══ DOCUMENT SECTION ══
STATISTICS

1 Data:

Data is the basic unit in Statistics. Data is a collection of facts such as numbers, words, measurements and observations. It must be organised, for it to be useful and to get information. Data can be collected in many ways. Among all the ways, direct observation is one of the simplest way to collect the data.

For example, if you want to find the number of types of houses in a village, You can count the types of houses in the village, in person similarly,

(i)                      Collection of brand wise motorcycles in your place.

Brand A – 25, Brand B – 40, Brand, C –14 and Brand D – 37

(ii)                    Collection of term marks in Mathematics of your class mates.

39, 20, 19, 47, 50, 26, 35, 40, 17, 25, 41.

(iii)                  Number of students playing different sports from your class.

Volley ball –12 Kabaddi – 10 Hockey – 9 Cricket – 7 Badminton – 7

(iv)                  Staff ’s age in a company

27, 51, 19, 21, 46, 35, 52, 25, 57, 29.

            The above facts are some more examples for data,

Let us now see the kinds of data. There are two kinds of data namely primary data and secondary data.

Primary data:

These are the data that are collected in person for the first time for a specific purpose. Here, Kamaraj has collected the data of math marks from the students in person. It is called primary data.

Also,   (i) Census in a village

(ii) Collection of colours which the students like in a class are some examples of primary data.

Secondary data:

These are the data that are sourced from some places that has originally collected it. This kind of data has already been collected by some other persons. The statistical operation may have been performed on them already. Here, Geetha also collected the data but she took it from a record which had already collected them. This is called secondary data.

Also,   (i) The details of 'PATTA' for a land can be had from the registration office.

(ii) Birth–Death details data can be got from concern office are some examples of secondary data.

 

 

 

2.Data in Tabular form

To make the given data easily understandable, we tabulate the data in the form of tables or charts. A table has three columns that contains

(i)Variable /Class              (ii) Tally Marks                  (iii) Frequency

Variable / Class:

Arrange the given data from the lowest to the highest in the first column under the heading variable or class.

Tally Marks:

A vertical line(|) which is marked against each item falling in the variable /class is called tally marks.

Frequency:

The number of times an observation occurs in the given data is called the frequency of the observation. This is easily counted from the tally marks column.

For example:

From the table, we understand that three students got 10 marks, five students got 14 marks and so on.

Ungrouped data or Discrete Data:

An ungrouped data can assume only whole numbers and exact measurement. These are the data that cannot have a range of values. A usual way to represent this is by using Bar graphs

Examples: 1. The number of teachers in a school.

2. The number of players in a game.
═══
### REQUIRED ACTIONS
[A] Give back the part of the statistics lesson from "Brand A – 25, Brand" through "from your class.", swapping "Mathematics" for "Science".
[B] Carry on the statistics lesson from its last line.
You won't need the entries.
══ DATA SUPPLIED ══
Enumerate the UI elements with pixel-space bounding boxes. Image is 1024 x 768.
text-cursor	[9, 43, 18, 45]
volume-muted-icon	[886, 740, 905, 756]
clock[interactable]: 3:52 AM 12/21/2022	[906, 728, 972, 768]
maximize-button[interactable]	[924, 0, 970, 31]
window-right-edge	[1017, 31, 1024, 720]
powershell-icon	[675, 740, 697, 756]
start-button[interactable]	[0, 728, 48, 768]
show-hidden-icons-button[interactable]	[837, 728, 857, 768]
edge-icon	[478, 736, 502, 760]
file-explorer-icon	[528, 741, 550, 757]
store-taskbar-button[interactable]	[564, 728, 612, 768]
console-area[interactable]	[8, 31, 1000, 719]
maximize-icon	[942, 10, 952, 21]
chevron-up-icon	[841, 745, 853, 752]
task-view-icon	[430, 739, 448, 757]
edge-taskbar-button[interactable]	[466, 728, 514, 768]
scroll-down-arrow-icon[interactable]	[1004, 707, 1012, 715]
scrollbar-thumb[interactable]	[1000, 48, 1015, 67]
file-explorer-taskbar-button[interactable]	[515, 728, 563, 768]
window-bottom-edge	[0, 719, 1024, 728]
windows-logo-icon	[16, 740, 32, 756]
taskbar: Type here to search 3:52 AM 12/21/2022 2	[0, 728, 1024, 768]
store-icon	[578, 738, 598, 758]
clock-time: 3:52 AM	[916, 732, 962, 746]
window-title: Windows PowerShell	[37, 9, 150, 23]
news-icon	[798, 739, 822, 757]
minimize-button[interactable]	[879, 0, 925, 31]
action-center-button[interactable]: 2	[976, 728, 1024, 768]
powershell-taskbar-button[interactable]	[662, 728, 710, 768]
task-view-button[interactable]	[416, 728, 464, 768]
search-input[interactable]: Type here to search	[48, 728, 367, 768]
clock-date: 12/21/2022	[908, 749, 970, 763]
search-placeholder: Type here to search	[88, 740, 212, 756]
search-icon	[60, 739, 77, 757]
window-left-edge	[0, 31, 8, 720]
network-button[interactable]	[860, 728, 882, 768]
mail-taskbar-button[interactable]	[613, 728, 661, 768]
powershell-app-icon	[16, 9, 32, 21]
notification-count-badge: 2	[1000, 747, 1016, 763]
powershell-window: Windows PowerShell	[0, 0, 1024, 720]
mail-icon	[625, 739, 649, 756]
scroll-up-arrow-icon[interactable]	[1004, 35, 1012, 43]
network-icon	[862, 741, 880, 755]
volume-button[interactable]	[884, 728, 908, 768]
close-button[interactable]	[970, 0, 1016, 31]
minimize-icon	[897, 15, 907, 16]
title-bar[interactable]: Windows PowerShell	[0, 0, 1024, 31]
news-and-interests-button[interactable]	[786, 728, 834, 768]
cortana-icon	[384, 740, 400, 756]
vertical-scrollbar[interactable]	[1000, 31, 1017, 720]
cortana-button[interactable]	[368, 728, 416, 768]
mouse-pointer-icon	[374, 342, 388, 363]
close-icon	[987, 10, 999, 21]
═══
### RESULTS FOR EACH TASK
[A]
Brand A – 25, Brand B – 40, Brand, C –14 and Brand D – 37

(ii)                    Collection of term marks in Science of your class mates.

39, 20, 19, 47, 50, 26, 35, 40, 17, 25, 41.

(iii)                  Number of students playing different sports from your class.

[B]
Grouped data or Continuous Data:

A grouped data is any value within a certain interval. The data can take values between certain range with the highest and the lowest value. Continuous data can be tabulated in what is called as frequency distribution. They can be graphically represented using Histograms.

Example:      1. The age of persons in a village.

2. The height and the weight of the students of your class.

 

 

 

3 Frequency distribution table

Frequency distribution:

A frequency distribution is the arrangement of the given data in the form of the table showing frequency with which each variable occurs.

If we have more number of students in the class , it would be very difficult to understand and to get information unless it is organised. For this reason, we organise larger data into a table called the frequency distribution table. Therefore, the tabular arrangement which shows the observations and their frequency of occurrences is called the frequency distribution table. There are two types of distribution table namely

(i)            frequency distribution table for ungrouped data and

(ii)          frequency distribution table for grouped data.

3.1 Construction of frequency distribution table for ungrouped data.

Example 1 Form an ungrouped frequency distribution table for the weight of 25 students in STD IV given below and answer the following questions.

25, 24, 20, 25, 16, 15, 18, 20, 25, 16, 20, 16, 15, 18, 25, 16, 24, 18, 25, 15, 27, 20, 20, 27, 25.

(i)            Find the range of the weights.

(ii)          How many of the students has the highest weight in the class?

(iii)        What is the weight to which more number of students belong to?

(iv)        How many of them belong to the least weight?

Solution:

To form a distribution table, arrange the given data in ascending order under Weight column then, put a vertical mark against each variable under Tally marks column and count the number of tally marks against the variable and enter it in Frequency column as given below. Hence, the distribution table is

Thus, we can tabulate the above table as follows.

(i)            The range of the given data is the difference between the largest and the smallest value. Here, the range = 27–15 =12.

(ii)          From this table, two of the students have the highest weight of 27 kg.

(iii)        6 students belong to 25 kg weight.

(iv)        3 students belong to the least weight of 15 kg.

3.2 Construction of frequency distribution table for grouped data:

Now, we will consider a situation, if we collect data of marks for 50 students, it becomes very difficult to put tally for each and every marks of all the 50 students. Because if we arrange the marks in a table, it will be very large in length and not understandable at once. In this case, we use class intervals. In this table, consider the groups of data in the form of class intervals to tally the frequency for the given data.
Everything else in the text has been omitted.